__Required task__. Would you set down every entry shown below, precisely as written?
═══ Input ═══
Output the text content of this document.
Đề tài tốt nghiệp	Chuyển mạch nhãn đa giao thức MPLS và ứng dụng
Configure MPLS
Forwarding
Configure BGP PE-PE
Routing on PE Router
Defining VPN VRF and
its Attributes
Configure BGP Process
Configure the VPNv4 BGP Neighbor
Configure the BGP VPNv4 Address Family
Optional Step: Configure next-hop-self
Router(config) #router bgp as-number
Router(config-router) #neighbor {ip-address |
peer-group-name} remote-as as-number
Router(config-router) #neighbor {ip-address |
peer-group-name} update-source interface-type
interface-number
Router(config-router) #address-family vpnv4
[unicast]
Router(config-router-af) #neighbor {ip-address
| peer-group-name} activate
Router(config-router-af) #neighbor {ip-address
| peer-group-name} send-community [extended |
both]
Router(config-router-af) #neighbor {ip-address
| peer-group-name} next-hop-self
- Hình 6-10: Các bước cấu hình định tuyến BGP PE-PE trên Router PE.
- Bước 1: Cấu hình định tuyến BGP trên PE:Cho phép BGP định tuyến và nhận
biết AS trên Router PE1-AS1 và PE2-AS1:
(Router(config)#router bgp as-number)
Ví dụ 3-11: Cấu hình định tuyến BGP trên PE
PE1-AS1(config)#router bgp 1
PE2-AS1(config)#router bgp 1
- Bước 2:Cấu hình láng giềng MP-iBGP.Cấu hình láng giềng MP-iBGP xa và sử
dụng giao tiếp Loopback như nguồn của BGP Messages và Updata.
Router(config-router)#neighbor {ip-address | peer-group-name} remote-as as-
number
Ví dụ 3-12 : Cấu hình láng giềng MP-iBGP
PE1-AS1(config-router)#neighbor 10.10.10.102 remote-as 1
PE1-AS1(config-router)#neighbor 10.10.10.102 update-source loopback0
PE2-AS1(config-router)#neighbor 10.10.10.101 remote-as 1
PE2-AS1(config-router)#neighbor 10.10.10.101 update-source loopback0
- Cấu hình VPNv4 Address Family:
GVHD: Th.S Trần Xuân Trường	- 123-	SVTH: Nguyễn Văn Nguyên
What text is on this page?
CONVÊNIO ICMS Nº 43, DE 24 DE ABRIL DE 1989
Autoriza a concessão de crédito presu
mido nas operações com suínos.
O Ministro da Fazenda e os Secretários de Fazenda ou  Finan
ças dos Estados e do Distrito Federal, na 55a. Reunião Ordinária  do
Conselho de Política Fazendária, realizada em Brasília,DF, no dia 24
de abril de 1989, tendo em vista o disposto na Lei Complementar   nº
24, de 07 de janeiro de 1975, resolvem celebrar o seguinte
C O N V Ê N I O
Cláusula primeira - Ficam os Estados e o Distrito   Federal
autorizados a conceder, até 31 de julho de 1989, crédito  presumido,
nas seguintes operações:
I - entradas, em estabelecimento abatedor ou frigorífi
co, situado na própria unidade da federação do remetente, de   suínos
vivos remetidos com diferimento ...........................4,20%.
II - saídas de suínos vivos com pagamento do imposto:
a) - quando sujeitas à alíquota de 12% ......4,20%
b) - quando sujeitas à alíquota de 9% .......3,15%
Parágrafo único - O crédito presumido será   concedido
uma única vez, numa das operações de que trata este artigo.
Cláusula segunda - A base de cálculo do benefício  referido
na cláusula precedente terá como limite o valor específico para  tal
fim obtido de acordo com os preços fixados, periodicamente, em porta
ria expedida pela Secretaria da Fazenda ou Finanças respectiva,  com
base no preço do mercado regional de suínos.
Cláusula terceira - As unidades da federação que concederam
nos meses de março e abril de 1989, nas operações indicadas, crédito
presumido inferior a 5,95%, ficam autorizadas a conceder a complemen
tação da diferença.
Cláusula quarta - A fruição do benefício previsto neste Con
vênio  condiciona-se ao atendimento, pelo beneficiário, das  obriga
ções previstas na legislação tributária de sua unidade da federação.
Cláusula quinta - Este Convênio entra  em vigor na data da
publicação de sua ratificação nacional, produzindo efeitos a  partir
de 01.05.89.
═══
__Answer in full__.
Output the text content of this document.
Đề tài tốt nghiệp	Chuyển mạch nhãn đa giao thức MPLS và ứng dụng
Configure MPLS
Forwarding
Configure BGP PE-PE
Routing on PE Router
Defining VPN VRF and
its Attributes
Configure BGP Process
Configure the VPNv4 BGP Neighbor
Configure the BGP VPNv4 Address Family
Optional Step: Configure next-hop-self
Router(config) #router bgp as-number
Router(config-router) #neighbor {ip-address |
peer-group-name} remote-as as-number
Router(config-router) #neighbor {ip-address |
peer-group-name} update-source interface-type
interface-number
Router(config-router) #address-family vpnv4
[unicast]
Router(config-router-af) #neighbor {ip-address
| peer-group-name} activate
Router(config-router-af) #neighbor {ip-address
| peer-group-name} send-community [extended |
both]
Router(config-router-af) #neighbor {ip-address
| peer-group-name} next-hop-self
- Hình 6-10: Các bước cấu hình định tuyến BGP PE-PE trên Router PE.
- Bước 1: Cấu hình định tuyến BGP trên PE:Cho phép BGP định tuyến và nhận
biết AS trên Router PE1-AS1 và PE2-AS1:
(Router(config)#router bgp as-number)
Ví dụ 3-11: Cấu hình định tuyến BGP trên PE
PE1-AS1(config)#router bgp 1
PE2-AS1(config)#router bgp 1
- Bước 2:Cấu hình láng giềng MP-iBGP.Cấu hình láng giềng MP-iBGP xa và sử
dụng giao tiếp Loopback như nguồn của BGP Messages và Updata.
Router(config-router)#neighbor {ip-address | peer-group-name} remote-as as-
number
Ví dụ 3-12 : Cấu hình láng giềng MP-iBGP
PE1-AS1(config-router)#neighbor 10.10.10.102 remote-as 1
PE1-AS1(config-router)#neighbor 10.10.10.102 update-source loopback0
PE2-AS1(config-router)#neighbor 10.10.10.101 remote-as 1
PE2-AS1(config-router)#neighbor 10.10.10.101 update-source loopback0
- Cấu hình VPNv4 Address Family:
GVHD: Th.S Trần Xuân Trường	- 123-	SVTH: Nguyễn Văn Nguyên
What text is on this page?
CONVÊNIO ICMS Nº 43, DE 24 DE ABRIL DE 1989
Autoriza a concessão de crédito presu
mido nas operações com suínos.
O Ministro da Fazenda e os Secretários de Fazenda ou  Finan
ças dos Estados e do Distrito Federal, na 55a. Reunião Ordinária  do
Conselho de Política Fazendária, realizada em Brasília,DF, no dia 24
de abril de 1989, tendo em vista o disposto na Lei Complementar   nº
24, de 07 de janeiro de 1975, resolvem celebrar o seguinte
C O N V Ê N I O
Cláusula primeira - Ficam os Estados e o Distrito   Federal
autorizados a conceder, até 31 de julho de 1989, crédito  presumido,
nas seguintes operações:
I - entradas, em estabelecimento abatedor ou frigorífi
co, situado na própria unidade da federação do remetente, de   suínos
vivos remetidos com diferimento ...........................4,20%.
II - saídas de suínos vivos com pagamento do imposto:
a) - quando sujeitas à alíquota de 12% ......4,20%
b) - quando sujeitas à alíquota de 9% .......3,15%
Parágrafo único - O crédito presumido será   concedido
uma única vez, numa das operações de que trata este artigo.
Cláusula segunda - A base de cálculo do benefício  referido
na cláusula precedente terá como limite o valor específico para  tal
fim obtido de acordo com os preços fixados, periodicamente, em porta
ria expedida pela Secretaria da Fazenda ou Finanças respectiva,  com
base no preço do mercado regional de suínos.
Cláusula terceira - As unidades da federação que concederam
nos meses de março e abril de 1989, nas operações indicadas, crédito
presumido inferior a 5,95%, ficam autorizadas a conceder a complemen
tação da diferença.
Cláusula quarta - A fruição do benefício previsto neste Con
vênio  condiciona-se ao atendimento, pelo beneficiário, das  obriga
ções previstas na legislação tributária de sua unidade da federação.
Cláusula quinta - Este Convênio entra  em vigor na data da
publicação de sua ratificação nacional, produzindo efeitos a  partir
de 01.05.89.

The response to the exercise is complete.